» TO BE DONE
Gather every line in the data below that contains the string "legend" and list those lines in their original order.

[Annotated element listings]
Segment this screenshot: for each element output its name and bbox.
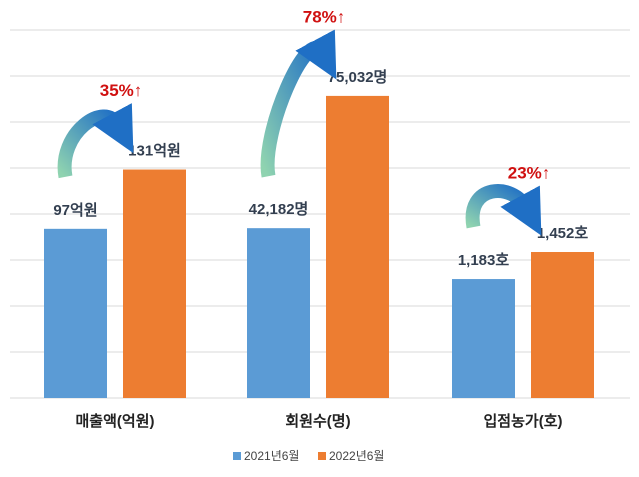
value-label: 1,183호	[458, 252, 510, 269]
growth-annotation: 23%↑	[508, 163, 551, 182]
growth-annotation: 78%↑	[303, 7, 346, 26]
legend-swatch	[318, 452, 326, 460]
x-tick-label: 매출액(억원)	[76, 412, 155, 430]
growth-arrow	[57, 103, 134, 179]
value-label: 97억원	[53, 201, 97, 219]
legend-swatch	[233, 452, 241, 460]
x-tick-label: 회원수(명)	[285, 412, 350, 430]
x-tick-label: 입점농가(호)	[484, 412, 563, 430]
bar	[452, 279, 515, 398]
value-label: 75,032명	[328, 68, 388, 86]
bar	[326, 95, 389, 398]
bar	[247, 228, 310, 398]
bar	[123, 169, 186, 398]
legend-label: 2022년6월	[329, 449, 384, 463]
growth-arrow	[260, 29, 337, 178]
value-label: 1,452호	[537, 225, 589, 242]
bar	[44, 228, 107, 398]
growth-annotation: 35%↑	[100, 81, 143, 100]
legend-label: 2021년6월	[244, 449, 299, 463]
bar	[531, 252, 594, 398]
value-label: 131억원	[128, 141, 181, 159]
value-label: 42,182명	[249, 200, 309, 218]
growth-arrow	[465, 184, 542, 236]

» ANSWER TO THE PROBLEM
legend-swatch	[318, 452, 326, 460]
legend-swatch	[233, 452, 241, 460]
legend-label: 2022년6월	[329, 449, 384, 463]
legend-label: 2021년6월	[244, 449, 299, 463]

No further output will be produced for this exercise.